- [Task directions]:
Filter the entries and keep only the lines where the string "Exhorto" appears.

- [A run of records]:
=======

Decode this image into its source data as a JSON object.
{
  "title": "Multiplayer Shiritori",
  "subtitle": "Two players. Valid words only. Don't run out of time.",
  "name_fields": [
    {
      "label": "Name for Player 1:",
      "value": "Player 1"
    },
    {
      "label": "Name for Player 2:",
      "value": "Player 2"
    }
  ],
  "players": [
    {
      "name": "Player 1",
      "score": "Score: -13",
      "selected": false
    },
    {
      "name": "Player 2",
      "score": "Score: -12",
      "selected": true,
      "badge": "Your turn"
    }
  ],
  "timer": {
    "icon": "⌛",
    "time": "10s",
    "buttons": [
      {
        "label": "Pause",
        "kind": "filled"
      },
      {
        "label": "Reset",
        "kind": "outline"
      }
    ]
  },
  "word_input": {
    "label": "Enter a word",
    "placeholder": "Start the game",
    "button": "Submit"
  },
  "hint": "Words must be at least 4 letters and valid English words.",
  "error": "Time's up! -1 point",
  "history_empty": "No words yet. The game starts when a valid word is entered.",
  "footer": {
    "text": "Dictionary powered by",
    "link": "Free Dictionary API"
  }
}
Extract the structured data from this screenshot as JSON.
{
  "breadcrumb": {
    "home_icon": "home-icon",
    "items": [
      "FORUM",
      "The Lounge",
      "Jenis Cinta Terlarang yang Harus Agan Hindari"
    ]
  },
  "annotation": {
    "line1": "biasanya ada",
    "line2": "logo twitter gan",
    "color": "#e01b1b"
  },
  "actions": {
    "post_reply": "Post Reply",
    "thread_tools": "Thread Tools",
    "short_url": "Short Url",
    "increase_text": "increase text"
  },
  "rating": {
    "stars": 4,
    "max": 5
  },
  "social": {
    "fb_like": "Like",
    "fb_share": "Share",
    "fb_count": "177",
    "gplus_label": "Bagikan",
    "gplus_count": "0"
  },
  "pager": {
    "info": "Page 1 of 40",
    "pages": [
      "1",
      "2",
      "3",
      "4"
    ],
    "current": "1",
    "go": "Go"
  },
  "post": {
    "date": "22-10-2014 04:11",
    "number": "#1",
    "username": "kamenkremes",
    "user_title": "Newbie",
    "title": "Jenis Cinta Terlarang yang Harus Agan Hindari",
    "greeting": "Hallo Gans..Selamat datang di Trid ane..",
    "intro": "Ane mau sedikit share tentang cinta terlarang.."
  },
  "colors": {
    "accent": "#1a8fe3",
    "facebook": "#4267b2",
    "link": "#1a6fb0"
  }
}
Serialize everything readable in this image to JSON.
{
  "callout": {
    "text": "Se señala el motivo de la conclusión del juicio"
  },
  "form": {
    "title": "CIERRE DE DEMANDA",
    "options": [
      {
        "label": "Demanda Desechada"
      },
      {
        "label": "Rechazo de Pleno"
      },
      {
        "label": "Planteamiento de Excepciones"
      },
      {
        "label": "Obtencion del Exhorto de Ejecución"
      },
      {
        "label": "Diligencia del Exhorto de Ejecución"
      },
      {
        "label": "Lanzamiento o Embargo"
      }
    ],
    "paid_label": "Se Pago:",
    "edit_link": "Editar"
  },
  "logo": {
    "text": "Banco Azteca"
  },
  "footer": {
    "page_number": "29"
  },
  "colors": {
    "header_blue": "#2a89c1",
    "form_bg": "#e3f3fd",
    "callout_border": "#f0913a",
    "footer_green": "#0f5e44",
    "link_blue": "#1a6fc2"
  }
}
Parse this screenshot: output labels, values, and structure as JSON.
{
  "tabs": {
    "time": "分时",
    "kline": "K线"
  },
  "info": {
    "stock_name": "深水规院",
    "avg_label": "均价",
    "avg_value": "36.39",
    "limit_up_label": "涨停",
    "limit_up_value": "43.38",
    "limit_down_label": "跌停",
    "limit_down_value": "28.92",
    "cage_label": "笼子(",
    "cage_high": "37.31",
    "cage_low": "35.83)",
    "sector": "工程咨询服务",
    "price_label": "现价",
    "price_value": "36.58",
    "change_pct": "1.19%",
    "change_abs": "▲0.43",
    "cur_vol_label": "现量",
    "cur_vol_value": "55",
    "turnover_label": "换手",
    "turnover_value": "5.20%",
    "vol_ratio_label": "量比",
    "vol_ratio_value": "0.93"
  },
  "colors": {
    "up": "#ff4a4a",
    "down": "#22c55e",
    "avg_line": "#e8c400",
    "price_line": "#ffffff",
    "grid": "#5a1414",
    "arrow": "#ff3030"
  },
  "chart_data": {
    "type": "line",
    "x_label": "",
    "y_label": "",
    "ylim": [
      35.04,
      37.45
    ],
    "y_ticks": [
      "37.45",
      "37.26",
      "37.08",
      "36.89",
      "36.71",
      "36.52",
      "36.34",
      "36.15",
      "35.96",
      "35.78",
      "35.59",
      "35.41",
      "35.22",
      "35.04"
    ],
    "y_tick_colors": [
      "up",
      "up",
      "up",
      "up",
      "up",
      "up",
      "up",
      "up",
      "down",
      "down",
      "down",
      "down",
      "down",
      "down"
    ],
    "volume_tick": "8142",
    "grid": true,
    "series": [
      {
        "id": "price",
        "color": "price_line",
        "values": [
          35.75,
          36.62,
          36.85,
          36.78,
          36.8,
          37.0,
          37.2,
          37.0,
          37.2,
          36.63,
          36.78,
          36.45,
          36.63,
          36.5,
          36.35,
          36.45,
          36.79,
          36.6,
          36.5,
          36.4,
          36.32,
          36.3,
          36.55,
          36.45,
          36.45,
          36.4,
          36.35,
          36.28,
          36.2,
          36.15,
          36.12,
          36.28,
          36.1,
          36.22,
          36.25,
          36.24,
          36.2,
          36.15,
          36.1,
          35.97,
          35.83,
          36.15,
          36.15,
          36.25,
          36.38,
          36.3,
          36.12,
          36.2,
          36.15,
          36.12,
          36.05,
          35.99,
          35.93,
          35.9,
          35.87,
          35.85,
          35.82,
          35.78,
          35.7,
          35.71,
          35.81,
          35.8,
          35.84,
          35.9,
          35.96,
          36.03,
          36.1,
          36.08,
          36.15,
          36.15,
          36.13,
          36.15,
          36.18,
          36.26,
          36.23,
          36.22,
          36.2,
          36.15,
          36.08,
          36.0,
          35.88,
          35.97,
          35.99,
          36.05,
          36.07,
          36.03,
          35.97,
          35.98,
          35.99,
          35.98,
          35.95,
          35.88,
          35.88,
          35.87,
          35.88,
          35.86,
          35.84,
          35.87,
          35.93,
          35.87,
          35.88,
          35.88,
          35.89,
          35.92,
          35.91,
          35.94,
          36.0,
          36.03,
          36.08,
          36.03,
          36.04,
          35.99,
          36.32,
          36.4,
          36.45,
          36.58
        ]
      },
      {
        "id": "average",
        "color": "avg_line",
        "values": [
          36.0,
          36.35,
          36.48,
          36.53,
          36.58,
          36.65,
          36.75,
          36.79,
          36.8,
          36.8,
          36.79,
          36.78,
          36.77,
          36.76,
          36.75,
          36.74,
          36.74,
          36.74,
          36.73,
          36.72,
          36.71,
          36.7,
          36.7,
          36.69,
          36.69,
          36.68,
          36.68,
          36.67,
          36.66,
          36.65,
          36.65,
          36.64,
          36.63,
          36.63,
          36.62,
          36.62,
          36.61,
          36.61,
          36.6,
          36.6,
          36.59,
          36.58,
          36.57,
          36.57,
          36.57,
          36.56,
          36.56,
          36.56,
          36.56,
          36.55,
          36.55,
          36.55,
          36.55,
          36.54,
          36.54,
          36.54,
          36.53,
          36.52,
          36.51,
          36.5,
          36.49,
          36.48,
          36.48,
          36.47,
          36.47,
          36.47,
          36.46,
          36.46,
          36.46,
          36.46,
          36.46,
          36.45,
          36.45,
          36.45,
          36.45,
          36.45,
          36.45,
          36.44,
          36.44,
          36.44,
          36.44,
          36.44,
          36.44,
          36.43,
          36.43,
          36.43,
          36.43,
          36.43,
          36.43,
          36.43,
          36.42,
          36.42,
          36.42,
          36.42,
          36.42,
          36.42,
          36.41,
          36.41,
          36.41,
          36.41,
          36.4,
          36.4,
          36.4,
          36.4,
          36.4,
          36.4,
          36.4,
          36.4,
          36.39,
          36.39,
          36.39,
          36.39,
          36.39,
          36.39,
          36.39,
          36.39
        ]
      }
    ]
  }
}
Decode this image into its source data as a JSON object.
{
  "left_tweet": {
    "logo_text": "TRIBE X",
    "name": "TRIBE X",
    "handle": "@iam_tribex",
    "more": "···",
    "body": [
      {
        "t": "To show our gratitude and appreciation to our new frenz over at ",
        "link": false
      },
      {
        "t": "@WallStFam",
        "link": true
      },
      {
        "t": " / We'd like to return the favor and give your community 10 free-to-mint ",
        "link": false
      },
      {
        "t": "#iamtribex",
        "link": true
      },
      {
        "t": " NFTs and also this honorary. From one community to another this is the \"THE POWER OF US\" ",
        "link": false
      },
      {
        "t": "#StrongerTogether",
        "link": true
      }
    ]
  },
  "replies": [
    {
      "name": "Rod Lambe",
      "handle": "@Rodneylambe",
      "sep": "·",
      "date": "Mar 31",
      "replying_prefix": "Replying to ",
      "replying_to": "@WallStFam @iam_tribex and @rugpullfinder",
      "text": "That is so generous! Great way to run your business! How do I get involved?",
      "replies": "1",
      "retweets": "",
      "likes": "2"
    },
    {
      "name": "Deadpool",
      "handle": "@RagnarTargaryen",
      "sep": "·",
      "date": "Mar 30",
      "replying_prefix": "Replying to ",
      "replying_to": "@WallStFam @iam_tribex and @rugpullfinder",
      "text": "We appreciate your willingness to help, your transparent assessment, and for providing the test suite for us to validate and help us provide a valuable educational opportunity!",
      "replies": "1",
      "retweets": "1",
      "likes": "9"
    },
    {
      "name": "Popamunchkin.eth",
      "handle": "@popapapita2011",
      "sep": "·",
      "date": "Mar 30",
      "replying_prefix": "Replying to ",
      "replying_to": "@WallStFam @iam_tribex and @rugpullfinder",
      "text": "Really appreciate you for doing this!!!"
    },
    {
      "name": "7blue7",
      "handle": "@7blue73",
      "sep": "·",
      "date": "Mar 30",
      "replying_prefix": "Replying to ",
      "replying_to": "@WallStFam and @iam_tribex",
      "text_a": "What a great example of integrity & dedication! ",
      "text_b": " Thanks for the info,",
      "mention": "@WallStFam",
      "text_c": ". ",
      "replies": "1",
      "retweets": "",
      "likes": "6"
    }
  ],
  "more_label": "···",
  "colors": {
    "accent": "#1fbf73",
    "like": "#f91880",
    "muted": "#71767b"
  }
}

=======

- [Solution for this exercise]:
        "label": "Obtencion del Exhorto de Ejecución"
        "label": "Diligencia del Exhorto de Ejecución"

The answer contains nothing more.